> **WHAT THIS TASK INVOLVES**
Omit the pictures, please, and give each record below again exactly.

— BEGIN ROWS —

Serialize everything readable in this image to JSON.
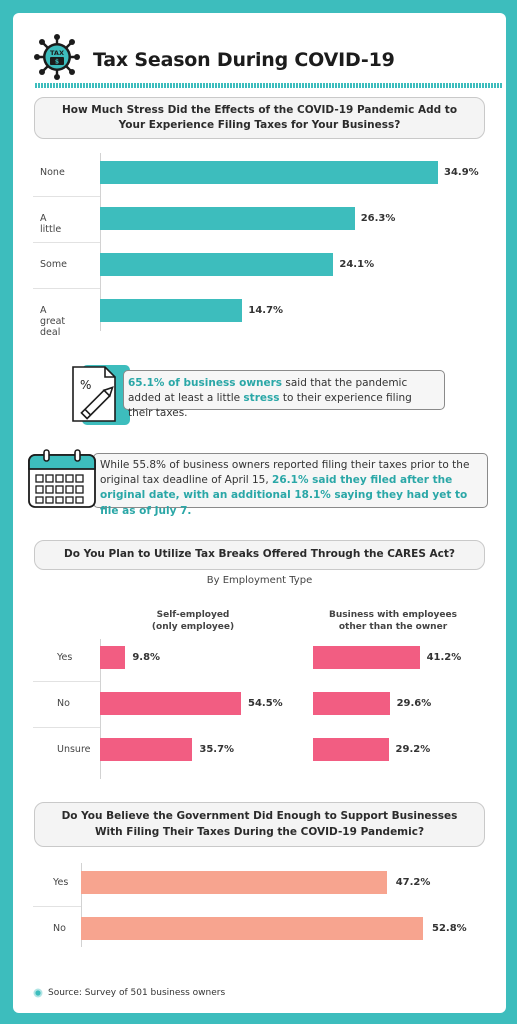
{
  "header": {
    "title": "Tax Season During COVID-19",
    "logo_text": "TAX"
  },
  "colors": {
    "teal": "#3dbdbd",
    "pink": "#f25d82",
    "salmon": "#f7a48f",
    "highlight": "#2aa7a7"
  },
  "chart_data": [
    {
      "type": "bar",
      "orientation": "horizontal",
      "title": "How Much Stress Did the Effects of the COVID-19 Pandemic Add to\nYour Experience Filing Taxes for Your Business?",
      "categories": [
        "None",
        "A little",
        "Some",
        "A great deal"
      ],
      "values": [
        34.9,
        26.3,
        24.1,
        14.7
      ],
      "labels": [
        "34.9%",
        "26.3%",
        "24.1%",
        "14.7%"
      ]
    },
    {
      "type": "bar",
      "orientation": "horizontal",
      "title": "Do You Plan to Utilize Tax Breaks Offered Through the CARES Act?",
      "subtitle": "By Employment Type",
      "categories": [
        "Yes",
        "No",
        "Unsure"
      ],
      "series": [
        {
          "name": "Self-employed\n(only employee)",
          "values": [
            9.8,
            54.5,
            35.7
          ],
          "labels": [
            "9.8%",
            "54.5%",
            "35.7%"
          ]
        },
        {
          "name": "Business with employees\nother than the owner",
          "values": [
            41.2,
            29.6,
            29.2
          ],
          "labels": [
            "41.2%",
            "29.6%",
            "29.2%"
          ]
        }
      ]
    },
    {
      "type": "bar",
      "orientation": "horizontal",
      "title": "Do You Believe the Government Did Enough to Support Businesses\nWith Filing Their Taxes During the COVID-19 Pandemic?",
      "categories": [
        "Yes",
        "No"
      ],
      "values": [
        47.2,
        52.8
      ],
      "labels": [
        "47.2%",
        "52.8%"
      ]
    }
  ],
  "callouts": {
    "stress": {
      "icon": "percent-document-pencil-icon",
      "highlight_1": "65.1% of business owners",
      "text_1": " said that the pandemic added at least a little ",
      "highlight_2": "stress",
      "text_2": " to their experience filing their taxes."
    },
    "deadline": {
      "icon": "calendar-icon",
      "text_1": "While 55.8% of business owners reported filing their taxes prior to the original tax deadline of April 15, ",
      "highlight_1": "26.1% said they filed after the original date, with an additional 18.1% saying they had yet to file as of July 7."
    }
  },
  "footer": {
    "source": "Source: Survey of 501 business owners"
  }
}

— END ROWS —

> **COMPLETED TASK**
Serialize everything readable in this image to JSON.
{
  "header": {
    "title": "Tax Season During COVID-19",
    "logo_text": "TAX"
  },
  "colors": {
    "teal": "#3dbdbd",
    "pink": "#f25d82",
    "salmon": "#f7a48f",
    "highlight": "#2aa7a7"
  },
  "chart_data": [
    {
      "type": "bar",
      "orientation": "horizontal",
      "title": "How Much Stress Did the Effects of the COVID-19 Pandemic Add to\nYour Experience Filing Taxes for Your Business?",
      "categories": [
        "None",
        "A little",
        "Some",
        "A great deal"
      ],
      "values": [
        34.9,
        26.3,
        24.1,
        14.7
      ],
      "labels": [
        "34.9%",
        "26.3%",
        "24.1%",
        "14.7%"
      ]
    },
    {
      "type": "bar",
      "orientation": "horizontal",
      "title": "Do You Plan to Utilize Tax Breaks Offered Through the CARES Act?",
      "subtitle": "By Employment Type",
      "categories": [
        "Yes",
        "No",
        "Unsure"
      ],
      "series": [
        {
          "name": "Self-employed\n(only employee)",
          "values": [
            9.8,
            54.5,
            35.7
          ],
          "labels": [
            "9.8%",
            "54.5%",
            "35.7%"
          ]
        },
        {
          "name": "Business with employees\nother than the owner",
          "values": [
            41.2,
            29.6,
            29.2
          ],
          "labels": [
            "41.2%",
            "29.6%",
            "29.2%"
          ]
        }
      ]
    },
    {
      "type": "bar",
      "orientation": "horizontal",
      "title": "Do You Believe the Government Did Enough to Support Businesses\nWith Filing Their Taxes During the COVID-19 Pandemic?",
      "categories": [
        "Yes",
        "No"
      ],
      "values": [
        47.2,
        52.8
      ],
      "labels": [
        "47.2%",
        "52.8%"
      ]
    }
  ],
  "callouts": {
    "stress": {
      "icon": "percent-document-pencil-icon",
      "highlight_1": "65.1% of business owners",
      "text_1": " said that the pandemic added at least a little ",
      "highlight_2": "stress",
      "text_2": " to their experience filing their taxes."
    },
    "deadline": {
      "icon": "calendar-icon",
      "text_1": "While 55.8% of business owners reported filing their taxes prior to the original tax deadline of April 15, ",
      "highlight_1": "26.1% said they filed after the original date, with an additional 18.1% saying they had yet to file as of July 7."
    }
  },
  "footer": {
    "source": "Source: Survey of 501 business owners"
  }
}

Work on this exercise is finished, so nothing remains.